- **Stored rows**:
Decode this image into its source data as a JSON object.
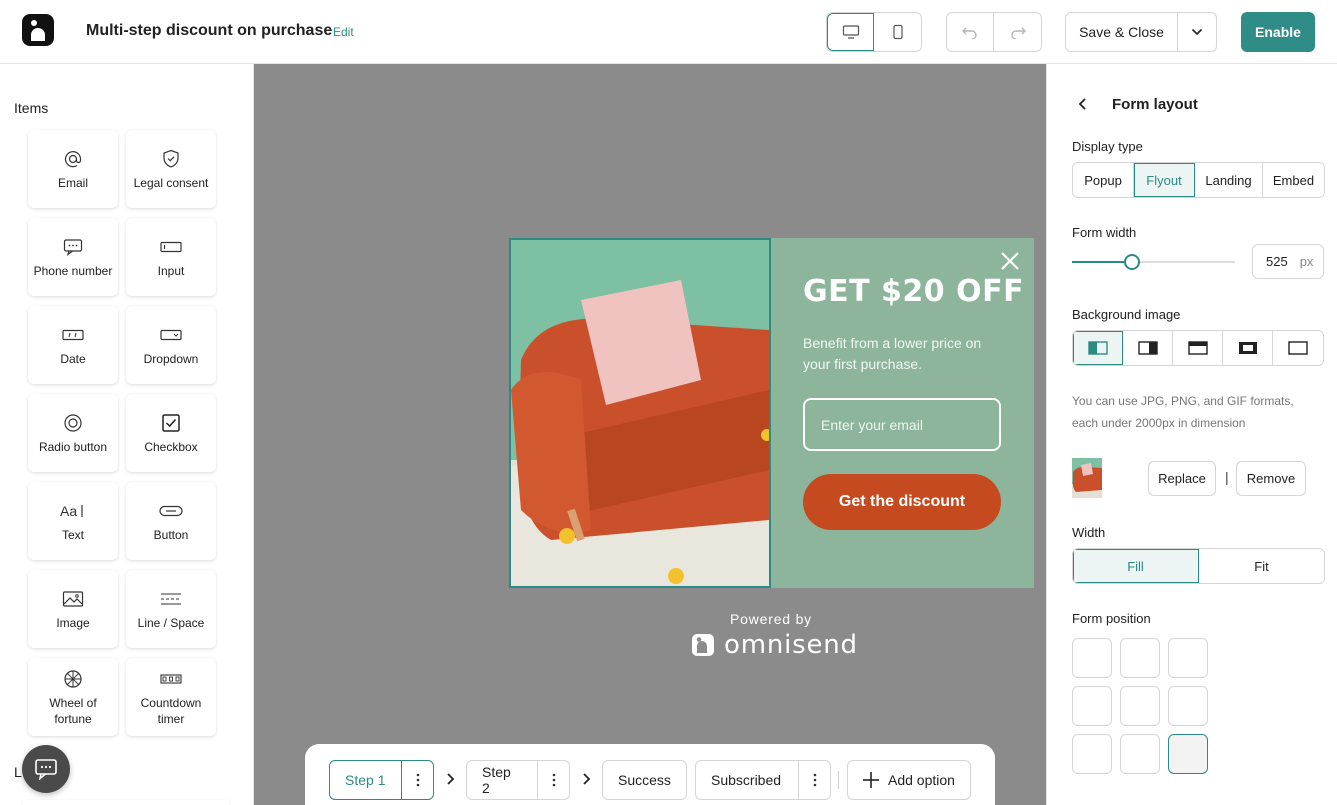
{
  "header": {
    "title": "Multi-step discount on purchase",
    "edit_label": "Edit",
    "save_close_label": "Save & Close",
    "enable_label": "Enable",
    "device_modes": [
      "desktop",
      "mobile"
    ],
    "active_device": "desktop",
    "accent_color": "#2f8c86"
  },
  "left_sidebar": {
    "section_title": "Items",
    "items": [
      {
        "label": "Email",
        "icon": "at-icon"
      },
      {
        "label": "Legal consent",
        "icon": "shield-check-icon"
      },
      {
        "label": "Phone number",
        "icon": "chat-bubble-icon"
      },
      {
        "label": "Input",
        "icon": "input-field-icon"
      },
      {
        "label": "Date",
        "icon": "date-field-icon"
      },
      {
        "label": "Dropdown",
        "icon": "dropdown-field-icon"
      },
      {
        "label": "Radio button",
        "icon": "radio-icon"
      },
      {
        "label": "Checkbox",
        "icon": "checkbox-icon"
      },
      {
        "label": "Text",
        "icon": "text-icon"
      },
      {
        "label": "Button",
        "icon": "button-icon"
      },
      {
        "label": "Image",
        "icon": "image-icon"
      },
      {
        "label": "Line / Space",
        "icon": "line-space-icon"
      },
      {
        "label": "Wheel of fortune",
        "icon": "wheel-icon"
      },
      {
        "label": "Countdown timer",
        "icon": "countdown-icon"
      }
    ],
    "partial_section_letter": "L"
  },
  "form_preview": {
    "heading": "GET $20 OFF",
    "subtext": "Benefit from a lower price on your first purchase.",
    "email_placeholder": "Enter your email",
    "cta_label": "Get the discount",
    "background_color": "#8cb59b",
    "cta_color": "#c64a1f"
  },
  "branding": {
    "powered_by": "Powered by",
    "brand_name": "omnisend"
  },
  "steps": [
    {
      "label": "Step 1",
      "active": true,
      "has_menu": true
    },
    {
      "label": "Step 2",
      "active": false,
      "has_menu": true
    },
    {
      "label": "Success",
      "active": false,
      "has_menu": false
    },
    {
      "label": "Subscribed",
      "active": false,
      "has_menu": true
    }
  ],
  "add_option_label": "Add option",
  "right_panel": {
    "title": "Form layout",
    "display_type_label": "Display type",
    "display_types": [
      "Popup",
      "Flyout",
      "Landing",
      "Embed"
    ],
    "selected_display_type": "Flyout",
    "form_width_label": "Form width",
    "form_width_value": "525",
    "form_width_unit": "px",
    "form_width_slider_fraction": 0.37,
    "background_image_label": "Background image",
    "background_image_options": [
      "image-left-icon",
      "image-right-icon",
      "image-top-icon",
      "image-center-icon",
      "image-full-icon"
    ],
    "selected_background_option": "image-left-icon",
    "hint": "You can use JPG, PNG, and GIF formats, each under 2000px in dimension",
    "replace_label": "Replace",
    "separator": "|",
    "remove_label": "Remove",
    "width_label": "Width",
    "width_options": [
      "Fill",
      "Fit"
    ],
    "selected_width": "Fill",
    "form_position_label": "Form position",
    "form_position_selected": "bottom-right"
  }
}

- **Exercise description**: Pictures in the records above should not be copied. Repeat everything else exactly.

- **Answer to the exercise**:
Decode this image into its source data as a JSON object.
{
  "header": {
    "title": "Multi-step discount on purchase",
    "edit_label": "Edit",
    "save_close_label": "Save & Close",
    "enable_label": "Enable",
    "device_modes": [
      "desktop",
      "mobile"
    ],
    "active_device": "desktop",
    "accent_color": "#2f8c86"
  },
  "left_sidebar": {
    "section_title": "Items",
    "items": [
      {
        "label": "Email",
        "icon": "at-icon"
      },
      {
        "label": "Legal consent",
        "icon": "shield-check-icon"
      },
      {
        "label": "Phone number",
        "icon": "chat-bubble-icon"
      },
      {
        "label": "Input",
        "icon": "input-field-icon"
      },
      {
        "label": "Date",
        "icon": "date-field-icon"
      },
      {
        "label": "Dropdown",
        "icon": "dropdown-field-icon"
      },
      {
        "label": "Radio button",
        "icon": "radio-icon"
      },
      {
        "label": "Checkbox",
        "icon": "checkbox-icon"
      },
      {
        "label": "Text",
        "icon": "text-icon"
      },
      {
        "label": "Button",
        "icon": "button-icon"
      },
      {
        "label": "Image",
        "icon": "image-icon"
      },
      {
        "label": "Line / Space",
        "icon": "line-space-icon"
      },
      {
        "label": "Wheel of fortune",
        "icon": "wheel-icon"
      },
      {
        "label": "Countdown timer",
        "icon": "countdown-icon"
      }
    ],
    "partial_section_letter": "L"
  },
  "form_preview": {
    "heading": "GET $20 OFF",
    "subtext": "Benefit from a lower price on your first purchase.",
    "email_placeholder": "Enter your email",
    "cta_label": "Get the discount",
    "background_color": "#8cb59b",
    "cta_color": "#c64a1f"
  },
  "branding": {
    "powered_by": "Powered by",
    "brand_name": "omnisend"
  },
  "steps": [
    {
      "label": "Step 1",
      "active": true,
      "has_menu": true
    },
    {
      "label": "Step 2",
      "active": false,
      "has_menu": true
    },
    {
      "label": "Success",
      "active": false,
      "has_menu": false
    },
    {
      "label": "Subscribed",
      "active": false,
      "has_menu": true
    }
  ],
  "add_option_label": "Add option",
  "right_panel": {
    "title": "Form layout",
    "display_type_label": "Display type",
    "display_types": [
      "Popup",
      "Flyout",
      "Landing",
      "Embed"
    ],
    "selected_display_type": "Flyout",
    "form_width_label": "Form width",
    "form_width_value": "525",
    "form_width_unit": "px",
    "form_width_slider_fraction": 0.37,
    "background_image_label": "Background image",
    "background_image_options": [
      "image-left-icon",
      "image-right-icon",
      "image-top-icon",
      "image-center-icon",
      "image-full-icon"
    ],
    "selected_background_option": "image-left-icon",
    "hint": "You can use JPG, PNG, and GIF formats, each under 2000px in dimension",
    "replace_label": "Replace",
    "separator": "|",
    "remove_label": "Remove",
    "width_label": "Width",
    "width_options": [
      "Fill",
      "Fit"
    ],
    "selected_width": "Fill",
    "form_position_label": "Form position",
    "form_position_selected": "bottom-right"
  }
}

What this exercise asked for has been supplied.